*What the task requires:*
Copy out each line in the material below that has the word "gotopage".

◇ ◇ ◇ ◇ ◇

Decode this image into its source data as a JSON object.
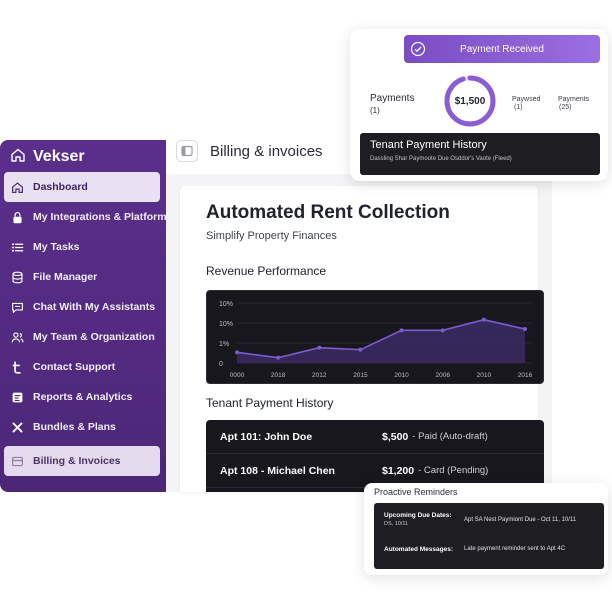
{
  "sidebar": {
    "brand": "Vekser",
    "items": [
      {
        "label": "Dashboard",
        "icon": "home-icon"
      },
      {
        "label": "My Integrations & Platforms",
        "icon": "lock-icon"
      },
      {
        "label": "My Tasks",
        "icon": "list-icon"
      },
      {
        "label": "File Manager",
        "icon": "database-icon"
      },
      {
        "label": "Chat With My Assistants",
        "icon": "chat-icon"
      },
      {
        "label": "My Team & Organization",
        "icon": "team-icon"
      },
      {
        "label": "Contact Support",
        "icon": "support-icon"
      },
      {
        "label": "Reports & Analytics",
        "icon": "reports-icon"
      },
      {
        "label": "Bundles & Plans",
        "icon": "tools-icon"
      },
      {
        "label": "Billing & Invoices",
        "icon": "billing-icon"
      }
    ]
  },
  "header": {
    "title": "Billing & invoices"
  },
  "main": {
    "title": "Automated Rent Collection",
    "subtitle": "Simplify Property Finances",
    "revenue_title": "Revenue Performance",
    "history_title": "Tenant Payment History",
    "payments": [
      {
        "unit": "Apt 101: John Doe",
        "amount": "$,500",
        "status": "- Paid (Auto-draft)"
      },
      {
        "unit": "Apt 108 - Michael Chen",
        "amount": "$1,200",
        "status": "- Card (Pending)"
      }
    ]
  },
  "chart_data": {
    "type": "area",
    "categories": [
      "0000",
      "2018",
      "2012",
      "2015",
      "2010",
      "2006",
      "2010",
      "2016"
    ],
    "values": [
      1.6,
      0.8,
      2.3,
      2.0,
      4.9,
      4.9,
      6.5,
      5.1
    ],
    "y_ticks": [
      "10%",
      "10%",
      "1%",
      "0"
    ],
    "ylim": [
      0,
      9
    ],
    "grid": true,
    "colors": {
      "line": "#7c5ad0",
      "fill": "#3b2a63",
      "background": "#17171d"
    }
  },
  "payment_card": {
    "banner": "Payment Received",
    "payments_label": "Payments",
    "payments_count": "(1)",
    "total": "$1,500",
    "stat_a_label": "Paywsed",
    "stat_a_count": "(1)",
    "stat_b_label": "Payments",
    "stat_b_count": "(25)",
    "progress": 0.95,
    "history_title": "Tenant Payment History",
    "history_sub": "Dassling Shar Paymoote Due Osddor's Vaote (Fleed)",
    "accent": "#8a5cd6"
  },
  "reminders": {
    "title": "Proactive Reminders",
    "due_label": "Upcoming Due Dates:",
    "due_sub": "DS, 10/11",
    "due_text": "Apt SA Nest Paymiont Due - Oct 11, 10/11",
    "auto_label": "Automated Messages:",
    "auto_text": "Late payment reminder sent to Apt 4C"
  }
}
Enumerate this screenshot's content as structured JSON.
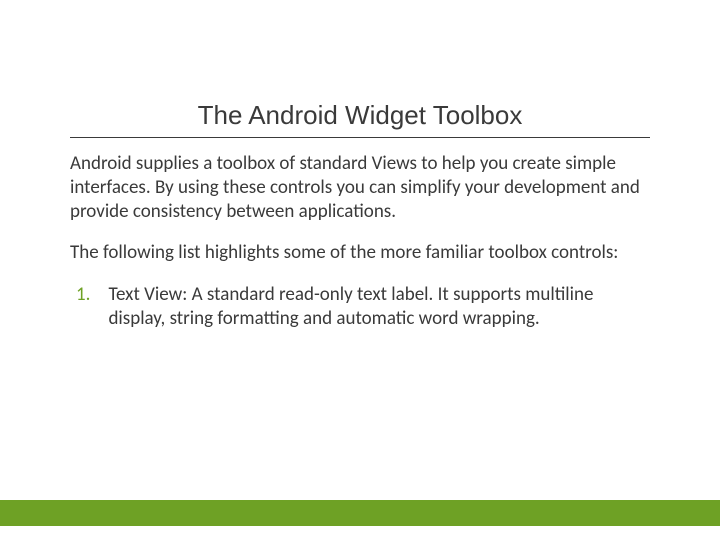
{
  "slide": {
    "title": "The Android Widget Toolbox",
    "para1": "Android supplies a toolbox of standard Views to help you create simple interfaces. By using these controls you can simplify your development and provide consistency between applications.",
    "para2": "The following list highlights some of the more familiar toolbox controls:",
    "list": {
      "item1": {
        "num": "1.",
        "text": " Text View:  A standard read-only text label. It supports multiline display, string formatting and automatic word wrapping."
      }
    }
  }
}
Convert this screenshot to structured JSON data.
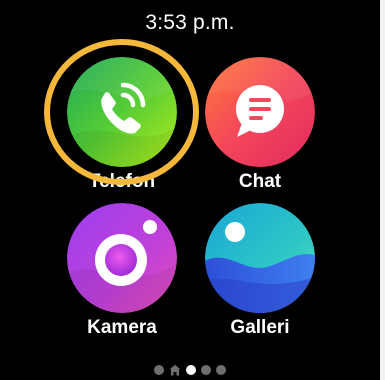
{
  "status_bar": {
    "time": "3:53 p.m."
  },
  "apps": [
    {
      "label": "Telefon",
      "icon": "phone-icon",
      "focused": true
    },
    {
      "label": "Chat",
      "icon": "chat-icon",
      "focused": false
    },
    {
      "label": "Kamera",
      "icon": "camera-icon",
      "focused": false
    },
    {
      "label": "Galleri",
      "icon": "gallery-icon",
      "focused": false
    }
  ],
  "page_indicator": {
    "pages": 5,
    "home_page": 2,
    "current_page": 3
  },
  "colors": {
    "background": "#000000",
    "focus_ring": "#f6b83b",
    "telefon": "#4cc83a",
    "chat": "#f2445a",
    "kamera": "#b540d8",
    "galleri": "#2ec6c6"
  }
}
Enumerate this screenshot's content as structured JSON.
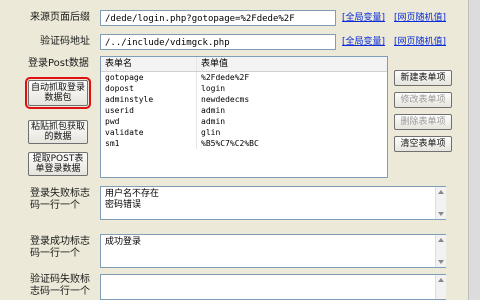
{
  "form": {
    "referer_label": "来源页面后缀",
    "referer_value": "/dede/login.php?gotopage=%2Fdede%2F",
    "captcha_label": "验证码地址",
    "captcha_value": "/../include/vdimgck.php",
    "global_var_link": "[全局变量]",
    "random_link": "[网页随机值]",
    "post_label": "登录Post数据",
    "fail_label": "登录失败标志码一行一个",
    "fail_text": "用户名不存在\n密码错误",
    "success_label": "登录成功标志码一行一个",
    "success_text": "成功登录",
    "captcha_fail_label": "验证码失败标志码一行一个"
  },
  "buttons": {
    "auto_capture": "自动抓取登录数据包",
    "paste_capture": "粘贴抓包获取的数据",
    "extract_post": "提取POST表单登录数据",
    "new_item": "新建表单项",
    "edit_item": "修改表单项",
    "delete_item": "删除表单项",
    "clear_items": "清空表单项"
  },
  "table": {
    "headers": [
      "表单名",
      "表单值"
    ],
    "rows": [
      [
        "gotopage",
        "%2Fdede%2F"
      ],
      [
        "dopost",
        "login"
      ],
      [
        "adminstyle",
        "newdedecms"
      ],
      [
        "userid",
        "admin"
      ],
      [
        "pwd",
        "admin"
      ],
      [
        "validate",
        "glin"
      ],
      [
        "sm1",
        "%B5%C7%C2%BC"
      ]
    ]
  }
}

◇ ◇ ◇ ◇ ◇

*Task answer:*
    "referer_value": "/dede/login.php?gotopage=%2Fdede%2F",
        "gotopage",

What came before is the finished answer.